Prompt
List all lines in the material below that contain "this".

Records provided
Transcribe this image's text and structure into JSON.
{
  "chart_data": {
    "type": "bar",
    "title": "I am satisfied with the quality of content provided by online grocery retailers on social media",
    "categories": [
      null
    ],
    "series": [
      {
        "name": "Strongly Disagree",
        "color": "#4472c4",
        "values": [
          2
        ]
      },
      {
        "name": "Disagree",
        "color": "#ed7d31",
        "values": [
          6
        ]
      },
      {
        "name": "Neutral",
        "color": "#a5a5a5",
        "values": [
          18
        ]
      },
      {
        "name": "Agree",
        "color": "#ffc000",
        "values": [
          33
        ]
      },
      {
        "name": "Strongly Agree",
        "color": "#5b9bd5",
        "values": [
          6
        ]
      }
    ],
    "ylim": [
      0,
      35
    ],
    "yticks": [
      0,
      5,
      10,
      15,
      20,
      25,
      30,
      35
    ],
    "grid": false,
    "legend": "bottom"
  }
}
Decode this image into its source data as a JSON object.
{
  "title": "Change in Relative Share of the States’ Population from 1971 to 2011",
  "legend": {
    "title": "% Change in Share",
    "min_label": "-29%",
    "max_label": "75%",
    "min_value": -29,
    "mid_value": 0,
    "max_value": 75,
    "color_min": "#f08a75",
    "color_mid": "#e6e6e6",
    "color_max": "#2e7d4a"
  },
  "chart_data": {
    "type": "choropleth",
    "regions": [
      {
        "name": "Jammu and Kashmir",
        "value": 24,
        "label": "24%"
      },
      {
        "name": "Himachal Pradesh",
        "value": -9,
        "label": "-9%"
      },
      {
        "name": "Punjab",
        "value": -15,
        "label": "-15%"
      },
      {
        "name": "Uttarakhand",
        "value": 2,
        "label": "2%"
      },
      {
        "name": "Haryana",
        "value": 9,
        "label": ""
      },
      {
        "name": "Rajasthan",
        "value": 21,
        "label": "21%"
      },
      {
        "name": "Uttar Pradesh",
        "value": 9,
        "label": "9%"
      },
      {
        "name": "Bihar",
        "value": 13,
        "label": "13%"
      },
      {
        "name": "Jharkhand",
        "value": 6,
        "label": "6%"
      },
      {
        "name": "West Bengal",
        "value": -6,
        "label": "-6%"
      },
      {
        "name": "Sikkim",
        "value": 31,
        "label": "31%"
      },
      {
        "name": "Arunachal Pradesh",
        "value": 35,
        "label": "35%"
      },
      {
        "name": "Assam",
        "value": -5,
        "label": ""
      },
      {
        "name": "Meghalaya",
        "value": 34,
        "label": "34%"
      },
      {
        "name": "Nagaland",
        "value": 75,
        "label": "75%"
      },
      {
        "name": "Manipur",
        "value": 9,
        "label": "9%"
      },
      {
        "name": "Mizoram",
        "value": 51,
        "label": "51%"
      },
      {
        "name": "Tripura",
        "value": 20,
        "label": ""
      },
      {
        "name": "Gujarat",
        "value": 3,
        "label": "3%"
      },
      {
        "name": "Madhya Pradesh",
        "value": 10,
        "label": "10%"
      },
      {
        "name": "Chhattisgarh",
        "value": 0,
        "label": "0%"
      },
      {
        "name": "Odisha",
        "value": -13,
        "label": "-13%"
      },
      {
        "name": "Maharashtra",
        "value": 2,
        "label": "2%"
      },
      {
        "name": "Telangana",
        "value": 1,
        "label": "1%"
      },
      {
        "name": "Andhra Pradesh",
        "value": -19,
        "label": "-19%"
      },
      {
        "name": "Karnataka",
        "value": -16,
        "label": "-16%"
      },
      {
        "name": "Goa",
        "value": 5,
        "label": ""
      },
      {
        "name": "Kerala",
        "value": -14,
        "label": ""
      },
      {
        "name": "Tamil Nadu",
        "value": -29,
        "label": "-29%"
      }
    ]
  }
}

The output
Transcribe this image's text and structure into JSON.
Decode this image into its source data as a JSON object.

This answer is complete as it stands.